→ SELECTED PASSAGE:
>>>>>

SANITY IN RELIGION

Here we touch the vital centre of the whole. On no subject does man ever show himself so violently crazed as on religion. The gods of the past, created by his fanatical imagination, were more or less the deified types of his own vices, or symbols of such virtues as he feebly strove to attain, but he had no real faith in their power to aid or to circumvent his designs. Yet, in lunatic fashion, he behaved as if he thought them omnipotent, though conscious all the while of the silly comedy he was playing with himself. Now, after two thousand years of the pure and beautiful Gospel of Christ which teaches how “god-in-man” might be realised, a lesson to which has been added the strong affirmation of Science, emphasising the fact that “God is a Spirit, and they that worship Him must worship Him in spirit and in truth,” Man still plays the crazed crank with dogma, and refuses to realise the Actual Alive Intelligence behind creation, which, from the delicate fluff of a small bird’s feather or moth’s wing, up to the height of solar systems, works in perfection and balance to the exactitude of a pin’s point. This living, loving Presence the dogmatists wellnigh ignore, preferring to move in their own small orbit of creed rather than risk the broader spaces of assured glory. The narrow spirit of self-absorption not only limits their outlook, but holds them bound in a condition of deplorable egotism, like that of an “unco guid” Scotch body who, after accepting many useful kindnesses from a friend to whom she “gushed” affection, changed her sentiments as soon as a slight difference arose between them, and with much unctuous piety let it be known that she was obliged to leave that once “precious” friend’s name “out of her prayers”! The monstrous conceit that could imagine God capable of noticing a name left out of a Scotchwoman’s prayers, or out of any prayers whatsoever, would be ludicrous if it were not so pitifully expressive of barbaric ignorance—and who shall count the thousands of similar narrow mind and heart who have a lurking hope that heaven is for them alone, and that their “dear friends” will all be left out in the cold!

<<<<<

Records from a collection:
>>>>>

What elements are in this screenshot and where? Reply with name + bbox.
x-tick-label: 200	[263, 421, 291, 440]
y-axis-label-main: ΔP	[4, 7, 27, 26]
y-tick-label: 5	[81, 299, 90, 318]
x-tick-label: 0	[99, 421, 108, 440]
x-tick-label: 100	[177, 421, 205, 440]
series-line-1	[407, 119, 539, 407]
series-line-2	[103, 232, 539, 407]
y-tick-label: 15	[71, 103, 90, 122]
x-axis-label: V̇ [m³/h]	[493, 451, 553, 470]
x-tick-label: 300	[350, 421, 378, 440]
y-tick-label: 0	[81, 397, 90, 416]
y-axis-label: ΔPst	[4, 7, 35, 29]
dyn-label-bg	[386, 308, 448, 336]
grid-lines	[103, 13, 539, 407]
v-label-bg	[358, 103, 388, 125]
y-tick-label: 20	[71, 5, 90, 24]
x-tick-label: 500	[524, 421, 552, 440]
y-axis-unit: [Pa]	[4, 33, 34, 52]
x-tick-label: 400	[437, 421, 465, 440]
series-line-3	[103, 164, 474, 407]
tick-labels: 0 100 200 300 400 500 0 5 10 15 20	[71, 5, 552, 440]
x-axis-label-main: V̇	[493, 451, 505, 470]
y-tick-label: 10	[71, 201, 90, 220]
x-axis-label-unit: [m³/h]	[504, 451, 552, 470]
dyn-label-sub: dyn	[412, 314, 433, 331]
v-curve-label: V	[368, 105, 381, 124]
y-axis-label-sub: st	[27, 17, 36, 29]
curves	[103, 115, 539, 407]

<<<<<

→ TASK TO COMPLETE: Can you continue the passage on sanity in religion, picking up right after its final sentence?

→ ANSWER TO THE PROBLEM:
Sanity in religion would mean sanity in everything. A sane acceptance of the actual Motive Force of things,—a Force, tenderly embodied to us by Christ’s teaching as the “Our Father” of us all, would do more for our souls and bodies than all the Churches; an intelligent study and comprehension of the minute and careful work of creation, showing us that nothing is wasted, nothing lost—but that all tends in an onward direction to “some far-off divine event,” would help us to find and keep the balance of our brains. We must be brought to realise that Evil, persisted in, works its own recoil on the evil doers, whether they be nations or individuals—the movement of things being always towards Good. “I and my Father are one”—said Our Lord, for which He was stoned. The failure of the Churches is the insanity of dogma, which has supplanted the sanity of Christ.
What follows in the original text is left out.